TASK OBJECTIVE:
Pick every line with "точки" from the material below.

**** RECORD EXCERPTS ****

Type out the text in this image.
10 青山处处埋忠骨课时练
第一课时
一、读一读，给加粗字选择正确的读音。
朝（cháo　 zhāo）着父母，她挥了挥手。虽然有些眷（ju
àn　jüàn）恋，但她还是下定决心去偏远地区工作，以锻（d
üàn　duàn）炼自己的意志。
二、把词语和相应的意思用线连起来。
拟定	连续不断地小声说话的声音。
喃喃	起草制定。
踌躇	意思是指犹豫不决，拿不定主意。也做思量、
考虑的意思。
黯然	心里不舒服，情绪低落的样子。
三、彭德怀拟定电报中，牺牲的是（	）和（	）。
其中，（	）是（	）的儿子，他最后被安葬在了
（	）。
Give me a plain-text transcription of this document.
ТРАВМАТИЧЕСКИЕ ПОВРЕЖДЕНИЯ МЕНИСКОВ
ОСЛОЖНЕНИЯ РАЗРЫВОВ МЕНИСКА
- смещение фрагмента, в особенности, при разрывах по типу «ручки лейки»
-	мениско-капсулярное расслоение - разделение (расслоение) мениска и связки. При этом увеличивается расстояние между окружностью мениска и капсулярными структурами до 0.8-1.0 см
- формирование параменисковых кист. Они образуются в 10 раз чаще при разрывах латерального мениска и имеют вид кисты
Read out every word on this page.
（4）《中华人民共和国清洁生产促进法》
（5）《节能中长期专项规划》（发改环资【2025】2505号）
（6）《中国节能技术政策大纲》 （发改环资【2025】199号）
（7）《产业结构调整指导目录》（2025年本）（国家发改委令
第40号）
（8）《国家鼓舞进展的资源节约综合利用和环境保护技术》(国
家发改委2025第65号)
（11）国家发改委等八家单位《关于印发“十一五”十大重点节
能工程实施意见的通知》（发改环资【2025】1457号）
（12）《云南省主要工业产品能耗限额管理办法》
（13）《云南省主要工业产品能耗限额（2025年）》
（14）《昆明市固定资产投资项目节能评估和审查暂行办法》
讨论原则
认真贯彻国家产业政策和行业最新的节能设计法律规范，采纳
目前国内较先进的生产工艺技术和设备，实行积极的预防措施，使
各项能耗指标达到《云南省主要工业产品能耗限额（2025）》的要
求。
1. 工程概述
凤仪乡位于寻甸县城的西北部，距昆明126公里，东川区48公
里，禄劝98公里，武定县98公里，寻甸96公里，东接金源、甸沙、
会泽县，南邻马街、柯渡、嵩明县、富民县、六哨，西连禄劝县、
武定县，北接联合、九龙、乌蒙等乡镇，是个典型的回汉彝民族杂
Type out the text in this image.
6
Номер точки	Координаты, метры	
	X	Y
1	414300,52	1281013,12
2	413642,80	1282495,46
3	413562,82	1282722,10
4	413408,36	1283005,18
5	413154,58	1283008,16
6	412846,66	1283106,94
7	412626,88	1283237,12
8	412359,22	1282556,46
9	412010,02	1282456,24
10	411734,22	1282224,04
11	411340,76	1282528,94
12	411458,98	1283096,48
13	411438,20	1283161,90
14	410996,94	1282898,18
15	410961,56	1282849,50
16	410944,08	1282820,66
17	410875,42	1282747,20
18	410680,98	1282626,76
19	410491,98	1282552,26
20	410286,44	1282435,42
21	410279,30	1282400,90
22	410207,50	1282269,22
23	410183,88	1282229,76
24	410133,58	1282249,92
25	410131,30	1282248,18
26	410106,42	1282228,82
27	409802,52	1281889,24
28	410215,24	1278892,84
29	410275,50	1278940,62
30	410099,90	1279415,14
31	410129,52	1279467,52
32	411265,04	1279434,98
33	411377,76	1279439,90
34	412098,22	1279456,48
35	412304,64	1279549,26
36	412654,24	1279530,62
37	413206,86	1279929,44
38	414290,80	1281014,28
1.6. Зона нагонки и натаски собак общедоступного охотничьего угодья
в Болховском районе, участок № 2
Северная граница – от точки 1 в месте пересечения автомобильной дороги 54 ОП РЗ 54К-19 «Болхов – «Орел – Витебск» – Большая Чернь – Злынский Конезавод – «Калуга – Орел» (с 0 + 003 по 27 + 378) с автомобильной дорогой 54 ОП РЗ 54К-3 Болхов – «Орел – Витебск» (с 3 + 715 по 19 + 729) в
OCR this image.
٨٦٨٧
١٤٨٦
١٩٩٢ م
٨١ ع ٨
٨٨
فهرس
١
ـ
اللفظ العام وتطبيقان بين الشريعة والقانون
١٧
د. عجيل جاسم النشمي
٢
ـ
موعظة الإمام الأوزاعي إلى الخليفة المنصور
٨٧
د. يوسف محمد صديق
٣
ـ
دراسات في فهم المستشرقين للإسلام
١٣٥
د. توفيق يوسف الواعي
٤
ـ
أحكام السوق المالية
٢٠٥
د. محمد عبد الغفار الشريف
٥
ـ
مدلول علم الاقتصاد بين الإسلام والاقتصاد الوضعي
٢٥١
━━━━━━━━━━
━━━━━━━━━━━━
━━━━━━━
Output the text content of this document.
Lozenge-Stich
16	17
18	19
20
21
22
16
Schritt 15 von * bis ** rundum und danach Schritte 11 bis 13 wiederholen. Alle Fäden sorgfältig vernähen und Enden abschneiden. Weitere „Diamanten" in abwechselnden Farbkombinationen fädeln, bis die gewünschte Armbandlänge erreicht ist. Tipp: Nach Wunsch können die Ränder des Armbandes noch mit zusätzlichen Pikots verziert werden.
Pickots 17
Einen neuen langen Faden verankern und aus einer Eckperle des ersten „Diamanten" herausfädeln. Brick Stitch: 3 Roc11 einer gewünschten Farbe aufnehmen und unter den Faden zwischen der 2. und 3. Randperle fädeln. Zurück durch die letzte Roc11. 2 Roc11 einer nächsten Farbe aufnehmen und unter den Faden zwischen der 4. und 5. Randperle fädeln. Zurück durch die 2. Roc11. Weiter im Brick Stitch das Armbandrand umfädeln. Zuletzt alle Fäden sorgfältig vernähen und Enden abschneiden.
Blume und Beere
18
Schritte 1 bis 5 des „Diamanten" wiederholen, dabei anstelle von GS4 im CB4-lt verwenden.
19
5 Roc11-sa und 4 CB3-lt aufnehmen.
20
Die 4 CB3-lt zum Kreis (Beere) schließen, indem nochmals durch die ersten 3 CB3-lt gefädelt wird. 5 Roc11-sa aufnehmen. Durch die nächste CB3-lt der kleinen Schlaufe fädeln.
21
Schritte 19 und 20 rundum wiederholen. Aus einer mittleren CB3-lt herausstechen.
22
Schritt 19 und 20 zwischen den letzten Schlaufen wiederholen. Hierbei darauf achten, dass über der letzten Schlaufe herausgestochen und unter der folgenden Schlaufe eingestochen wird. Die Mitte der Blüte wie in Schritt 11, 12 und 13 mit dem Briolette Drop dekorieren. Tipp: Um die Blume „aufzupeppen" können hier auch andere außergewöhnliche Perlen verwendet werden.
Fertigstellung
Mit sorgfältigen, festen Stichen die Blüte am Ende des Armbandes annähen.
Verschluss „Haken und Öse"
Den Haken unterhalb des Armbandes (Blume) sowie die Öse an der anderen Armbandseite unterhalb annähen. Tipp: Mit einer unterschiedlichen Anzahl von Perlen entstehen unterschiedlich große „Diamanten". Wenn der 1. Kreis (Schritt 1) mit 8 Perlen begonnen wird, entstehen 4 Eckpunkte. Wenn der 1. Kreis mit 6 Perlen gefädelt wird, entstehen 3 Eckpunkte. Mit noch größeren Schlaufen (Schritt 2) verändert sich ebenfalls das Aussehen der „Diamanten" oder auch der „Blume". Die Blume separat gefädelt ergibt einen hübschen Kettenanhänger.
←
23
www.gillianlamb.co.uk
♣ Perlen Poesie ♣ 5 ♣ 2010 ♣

****

RESULT OF THIS EXERCISE:
Номер точки	Координаты, метры	
Северная граница – от точки 1 в месте пересечения автомобильной дороги 54 ОП РЗ 54К-19 «Болхов – «Орел – Витебск» – Большая Чернь – Злынский Конезавод – «Калуга – Орел» (с 0 + 003 по 27 + 378) с автомобильной дорогой 54 ОП РЗ 54К-3 Болхов – «Орел – Витебск» (с 3 + 715 по 19 + 729) в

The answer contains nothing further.